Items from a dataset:
◆ ◆ ◆

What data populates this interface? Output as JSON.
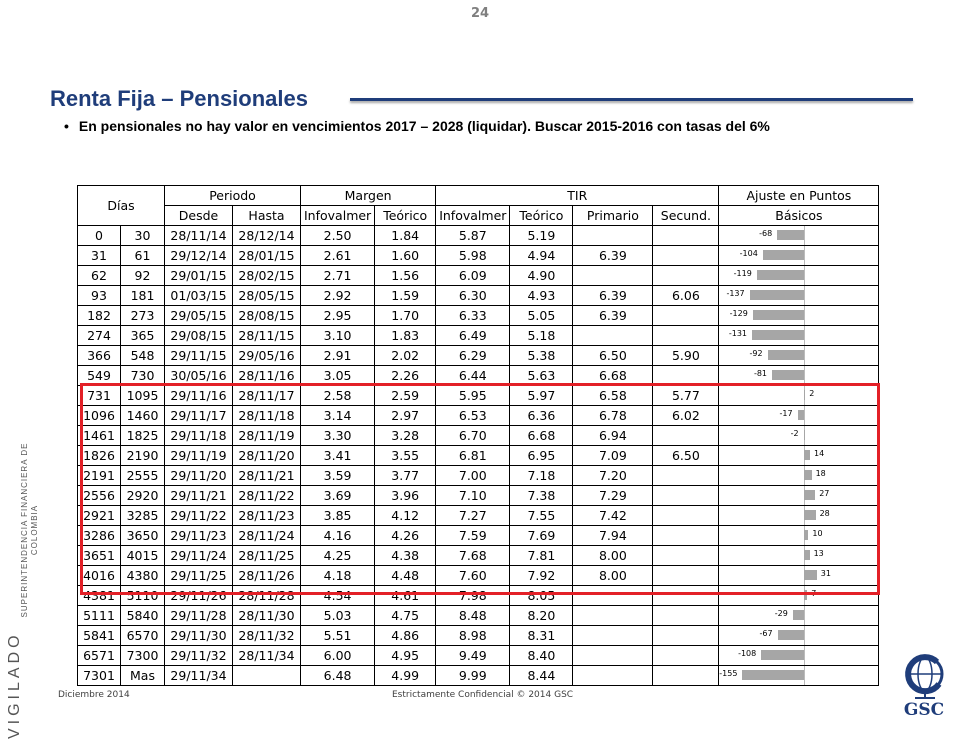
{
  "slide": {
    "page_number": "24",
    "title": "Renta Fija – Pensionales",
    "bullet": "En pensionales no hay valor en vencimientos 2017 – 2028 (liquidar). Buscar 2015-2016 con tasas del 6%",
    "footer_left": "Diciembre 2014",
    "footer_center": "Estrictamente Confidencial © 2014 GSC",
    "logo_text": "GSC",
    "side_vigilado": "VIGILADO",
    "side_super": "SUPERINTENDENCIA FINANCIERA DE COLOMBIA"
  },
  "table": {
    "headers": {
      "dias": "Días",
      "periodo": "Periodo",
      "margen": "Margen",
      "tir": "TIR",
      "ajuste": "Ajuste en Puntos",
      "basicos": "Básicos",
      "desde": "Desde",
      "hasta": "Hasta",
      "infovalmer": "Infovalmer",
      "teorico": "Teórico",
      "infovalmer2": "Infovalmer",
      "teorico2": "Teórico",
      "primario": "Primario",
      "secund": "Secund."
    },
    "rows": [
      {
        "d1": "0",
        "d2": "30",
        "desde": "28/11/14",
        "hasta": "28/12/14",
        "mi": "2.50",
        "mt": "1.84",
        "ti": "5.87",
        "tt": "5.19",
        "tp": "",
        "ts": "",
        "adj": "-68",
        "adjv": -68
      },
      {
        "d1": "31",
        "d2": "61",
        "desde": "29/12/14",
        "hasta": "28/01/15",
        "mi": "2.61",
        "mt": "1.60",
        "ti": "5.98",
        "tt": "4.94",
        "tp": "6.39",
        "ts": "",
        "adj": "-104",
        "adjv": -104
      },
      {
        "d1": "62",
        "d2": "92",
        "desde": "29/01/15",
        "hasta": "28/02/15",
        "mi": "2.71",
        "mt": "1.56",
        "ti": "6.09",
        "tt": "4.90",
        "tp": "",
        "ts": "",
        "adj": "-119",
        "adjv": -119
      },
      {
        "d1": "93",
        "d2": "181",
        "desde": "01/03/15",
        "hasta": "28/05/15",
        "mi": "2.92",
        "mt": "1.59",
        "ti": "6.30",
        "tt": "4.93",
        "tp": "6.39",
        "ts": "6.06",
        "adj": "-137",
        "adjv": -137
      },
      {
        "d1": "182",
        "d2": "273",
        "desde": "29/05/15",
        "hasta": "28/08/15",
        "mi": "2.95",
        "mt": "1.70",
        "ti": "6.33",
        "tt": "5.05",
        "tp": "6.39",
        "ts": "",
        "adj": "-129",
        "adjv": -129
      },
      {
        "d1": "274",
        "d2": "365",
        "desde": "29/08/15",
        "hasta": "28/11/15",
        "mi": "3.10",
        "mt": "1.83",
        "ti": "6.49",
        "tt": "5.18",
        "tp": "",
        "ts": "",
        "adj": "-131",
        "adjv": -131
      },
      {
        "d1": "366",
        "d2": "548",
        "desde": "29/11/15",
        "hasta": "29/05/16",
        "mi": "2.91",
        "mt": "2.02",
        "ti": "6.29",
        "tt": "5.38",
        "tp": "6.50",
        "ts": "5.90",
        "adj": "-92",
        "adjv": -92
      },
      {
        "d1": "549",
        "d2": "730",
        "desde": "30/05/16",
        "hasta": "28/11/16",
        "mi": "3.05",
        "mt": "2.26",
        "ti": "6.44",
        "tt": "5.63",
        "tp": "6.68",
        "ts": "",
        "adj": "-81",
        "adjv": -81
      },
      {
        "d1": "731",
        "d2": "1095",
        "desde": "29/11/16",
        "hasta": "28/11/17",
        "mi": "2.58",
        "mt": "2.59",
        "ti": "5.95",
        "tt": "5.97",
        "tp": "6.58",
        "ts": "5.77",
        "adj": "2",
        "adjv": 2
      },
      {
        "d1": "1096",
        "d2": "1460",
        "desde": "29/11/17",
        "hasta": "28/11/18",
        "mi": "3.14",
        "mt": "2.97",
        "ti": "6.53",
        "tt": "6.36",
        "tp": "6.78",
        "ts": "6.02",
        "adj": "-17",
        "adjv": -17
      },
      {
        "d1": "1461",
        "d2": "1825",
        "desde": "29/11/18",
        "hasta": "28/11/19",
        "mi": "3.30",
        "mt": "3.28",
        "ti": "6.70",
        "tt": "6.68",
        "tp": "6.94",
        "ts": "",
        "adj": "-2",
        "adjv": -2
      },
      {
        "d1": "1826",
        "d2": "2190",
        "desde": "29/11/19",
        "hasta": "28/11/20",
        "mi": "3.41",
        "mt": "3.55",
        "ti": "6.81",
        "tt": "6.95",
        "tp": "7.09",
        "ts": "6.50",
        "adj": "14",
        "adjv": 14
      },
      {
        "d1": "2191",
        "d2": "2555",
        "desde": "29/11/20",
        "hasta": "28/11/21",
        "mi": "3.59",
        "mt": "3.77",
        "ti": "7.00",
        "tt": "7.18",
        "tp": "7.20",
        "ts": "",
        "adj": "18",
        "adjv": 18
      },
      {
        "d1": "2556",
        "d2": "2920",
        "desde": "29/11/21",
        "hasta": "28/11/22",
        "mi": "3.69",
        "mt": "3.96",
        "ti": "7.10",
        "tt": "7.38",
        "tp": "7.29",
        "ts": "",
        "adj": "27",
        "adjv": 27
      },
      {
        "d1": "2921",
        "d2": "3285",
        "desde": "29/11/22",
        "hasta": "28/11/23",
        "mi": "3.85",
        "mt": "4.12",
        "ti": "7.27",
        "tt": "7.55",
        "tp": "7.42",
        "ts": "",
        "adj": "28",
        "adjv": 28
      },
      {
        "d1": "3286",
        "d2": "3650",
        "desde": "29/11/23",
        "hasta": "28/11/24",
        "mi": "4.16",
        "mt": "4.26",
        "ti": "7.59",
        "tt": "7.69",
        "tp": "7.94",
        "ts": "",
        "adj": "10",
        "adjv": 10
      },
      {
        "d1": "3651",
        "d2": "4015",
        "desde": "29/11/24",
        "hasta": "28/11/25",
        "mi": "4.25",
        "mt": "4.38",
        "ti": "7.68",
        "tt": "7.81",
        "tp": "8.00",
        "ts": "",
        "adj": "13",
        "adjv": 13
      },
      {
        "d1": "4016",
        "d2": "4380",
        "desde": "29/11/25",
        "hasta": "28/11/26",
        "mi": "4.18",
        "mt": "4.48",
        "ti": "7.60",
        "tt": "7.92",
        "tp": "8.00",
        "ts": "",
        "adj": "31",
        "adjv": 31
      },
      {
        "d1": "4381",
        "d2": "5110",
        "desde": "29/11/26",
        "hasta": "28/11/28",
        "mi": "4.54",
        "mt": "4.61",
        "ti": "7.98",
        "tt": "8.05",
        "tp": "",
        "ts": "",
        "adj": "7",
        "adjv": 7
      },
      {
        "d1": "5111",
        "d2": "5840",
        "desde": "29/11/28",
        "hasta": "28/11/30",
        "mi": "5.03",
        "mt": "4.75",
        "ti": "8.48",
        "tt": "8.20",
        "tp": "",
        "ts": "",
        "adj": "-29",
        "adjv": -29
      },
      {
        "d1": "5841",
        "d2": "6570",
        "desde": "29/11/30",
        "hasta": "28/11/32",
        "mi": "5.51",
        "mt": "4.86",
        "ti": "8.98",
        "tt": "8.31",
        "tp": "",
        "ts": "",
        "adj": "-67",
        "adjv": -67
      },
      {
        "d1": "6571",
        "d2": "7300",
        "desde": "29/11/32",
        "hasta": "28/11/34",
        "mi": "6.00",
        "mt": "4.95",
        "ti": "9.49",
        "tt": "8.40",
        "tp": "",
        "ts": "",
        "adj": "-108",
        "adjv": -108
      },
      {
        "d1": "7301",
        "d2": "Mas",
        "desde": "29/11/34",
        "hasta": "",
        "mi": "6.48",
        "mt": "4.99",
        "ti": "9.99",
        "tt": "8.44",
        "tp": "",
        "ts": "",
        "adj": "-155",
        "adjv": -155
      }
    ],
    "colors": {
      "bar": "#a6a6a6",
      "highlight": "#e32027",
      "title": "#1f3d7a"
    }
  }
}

◆ ◆ ◆

→ Written instruction
Filter the entries and copy out every line with the word "title".

→ Answer to the task
    "title": "Renta Fija – Pensionales",
      "title": "#1f3d7a"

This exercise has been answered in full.